AIM OF THE EXERCISE: Output all the data exactly. Pictures do not belong in the copy.

>> START RAW RECORDS

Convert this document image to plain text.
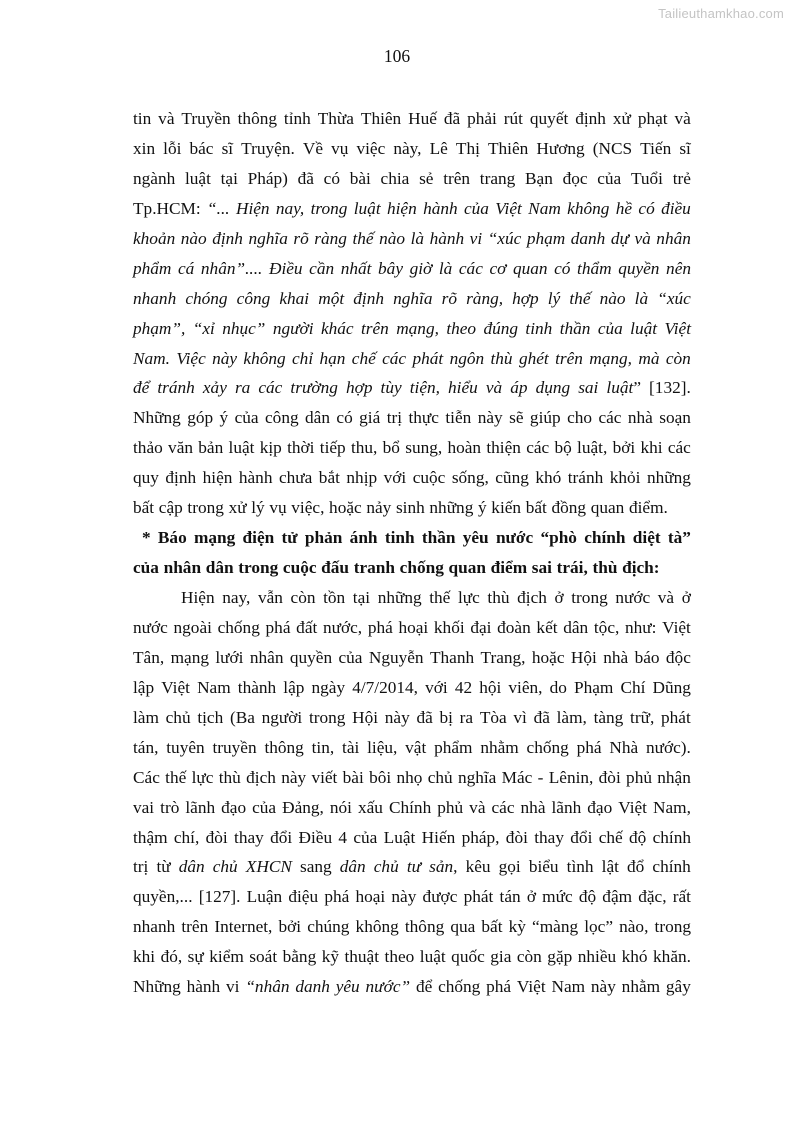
Tailieuthamkhao.com
106
tin và Truyền thông tỉnh Thừa Thiên Huế đã phải rút quyết định xử phạt và
xin lỗi bác sĩ Truyện. Về vụ việc này, Lê Thị Thiên Hương (NCS Tiến sĩ
ngành luật tại Pháp) đã có bài chia sẻ trên trang Bạn đọc của Tuổi trẻ
Tp.HCM: “... Hiện nay, trong luật hiện hành của Việt Nam không hề có điều
khoản nào định nghĩa rõ ràng thế nào là hành vi “xúc phạm danh dự và nhân
phẩm cá nhân”.... Điều cần nhất bây giờ là các cơ quan có thẩm quyền nên
nhanh chóng công khai một định nghĩa rõ ràng, hợp lý thế nào là “xúc
phạm”, “xỉ nhục” người khác trên mạng, theo đúng tinh thần của luật Việt
Nam. Việc này không chỉ hạn chế các phát ngôn thù ghét trên mạng, mà còn
để tránh xảy ra các trường hợp tùy tiện, hiểu và áp dụng sai luật” [132].
Những góp ý của công dân có giá trị thực tiễn này sẽ giúp cho các nhà soạn
thảo văn bản luật kịp thời tiếp thu, bổ sung, hoàn thiện các bộ luật, bởi khi các
quy định hiện hành chưa bắt nhịp với cuộc sống, cũng khó tránh khỏi những
bất cập trong xử lý vụ việc, hoặc nảy sinh những ý kiến bất đồng quan điểm.
* Báo mạng điện tử phản ánh tinh thần yêu nước “phò chính diệt tà”
của nhân dân trong cuộc đấu tranh chống quan điểm sai trái, thù địch:
Hiện nay, vẫn còn tồn tại những thế lực thù địch ở trong nước và ở
nước ngoài chống phá đất nước, phá hoại khối đại đoàn kết dân tộc, như: Việt
Tân, mạng lưới nhân quyền của Nguyễn Thanh Trang, hoặc Hội nhà báo độc
lập Việt Nam thành lập ngày 4/7/2014, với 42 hội viên, do Phạm Chí Dũng
làm chủ tịch (Ba người trong Hội này đã bị ra Tòa vì đã làm, tàng trữ, phát
tán, tuyên truyền thông tin, tài liệu, vật phẩm nhằm chống phá Nhà nước).
Các thế lực thù địch này viết bài bôi nhọ chủ nghĩa Mác - Lênin, đòi phủ nhận
vai trò lãnh đạo của Đảng, nói xấu Chính phủ và các nhà lãnh đạo Việt Nam,
thậm chí, đòi thay đổi Điều 4 của Luật Hiến pháp, đòi thay đổi chế độ chính
trị từ dân chủ XHCN sang dân chủ tư sản, kêu gọi biểu tình lật đổ chính
quyền,... [127]. Luận điệu phá hoại này được phát tán ở mức độ đậm đặc, rất
nhanh trên Internet, bởi chúng không thông qua bất kỳ “màng lọc” nào, trong
khi đó, sự kiểm soát bằng kỹ thuật theo luật quốc gia còn gặp nhiều khó khăn.
Những hành vi “nhân danh yêu nước” để chống phá Việt Nam này nhằm gây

>> END RAW RECORDS

FINAL RESULT:
Convert this document image to plain text.
Tailieuthamkhao.com
106
tin và Truyền thông tỉnh Thừa Thiên Huế đã phải rút quyết định xử phạt và
xin lỗi bác sĩ Truyện. Về vụ việc này, Lê Thị Thiên Hương (NCS Tiến sĩ
ngành luật tại Pháp) đã có bài chia sẻ trên trang Bạn đọc của Tuổi trẻ
Tp.HCM: “... Hiện nay, trong luật hiện hành của Việt Nam không hề có điều
khoản nào định nghĩa rõ ràng thế nào là hành vi “xúc phạm danh dự và nhân
phẩm cá nhân”.... Điều cần nhất bây giờ là các cơ quan có thẩm quyền nên
nhanh chóng công khai một định nghĩa rõ ràng, hợp lý thế nào là “xúc
phạm”, “xỉ nhục” người khác trên mạng, theo đúng tinh thần của luật Việt
Nam. Việc này không chỉ hạn chế các phát ngôn thù ghét trên mạng, mà còn
để tránh xảy ra các trường hợp tùy tiện, hiểu và áp dụng sai luật” [132].
Những góp ý của công dân có giá trị thực tiễn này sẽ giúp cho các nhà soạn
thảo văn bản luật kịp thời tiếp thu, bổ sung, hoàn thiện các bộ luật, bởi khi các
quy định hiện hành chưa bắt nhịp với cuộc sống, cũng khó tránh khỏi những
bất cập trong xử lý vụ việc, hoặc nảy sinh những ý kiến bất đồng quan điểm.
* Báo mạng điện tử phản ánh tinh thần yêu nước “phò chính diệt tà”
của nhân dân trong cuộc đấu tranh chống quan điểm sai trái, thù địch:
Hiện nay, vẫn còn tồn tại những thế lực thù địch ở trong nước và ở
nước ngoài chống phá đất nước, phá hoại khối đại đoàn kết dân tộc, như: Việt
Tân, mạng lưới nhân quyền của Nguyễn Thanh Trang, hoặc Hội nhà báo độc
lập Việt Nam thành lập ngày 4/7/2014, với 42 hội viên, do Phạm Chí Dũng
làm chủ tịch (Ba người trong Hội này đã bị ra Tòa vì đã làm, tàng trữ, phát
tán, tuyên truyền thông tin, tài liệu, vật phẩm nhằm chống phá Nhà nước).
Các thế lực thù địch này viết bài bôi nhọ chủ nghĩa Mác - Lênin, đòi phủ nhận
vai trò lãnh đạo của Đảng, nói xấu Chính phủ và các nhà lãnh đạo Việt Nam,
thậm chí, đòi thay đổi Điều 4 của Luật Hiến pháp, đòi thay đổi chế độ chính
trị từ dân chủ XHCN sang dân chủ tư sản, kêu gọi biểu tình lật đổ chính
quyền,... [127]. Luận điệu phá hoại này được phát tán ở mức độ đậm đặc, rất
nhanh trên Internet, bởi chúng không thông qua bất kỳ “màng lọc” nào, trong
khi đó, sự kiểm soát bằng kỹ thuật theo luật quốc gia còn gặp nhiều khó khăn.
Những hành vi “nhân danh yêu nước” để chống phá Việt Nam này nhằm gây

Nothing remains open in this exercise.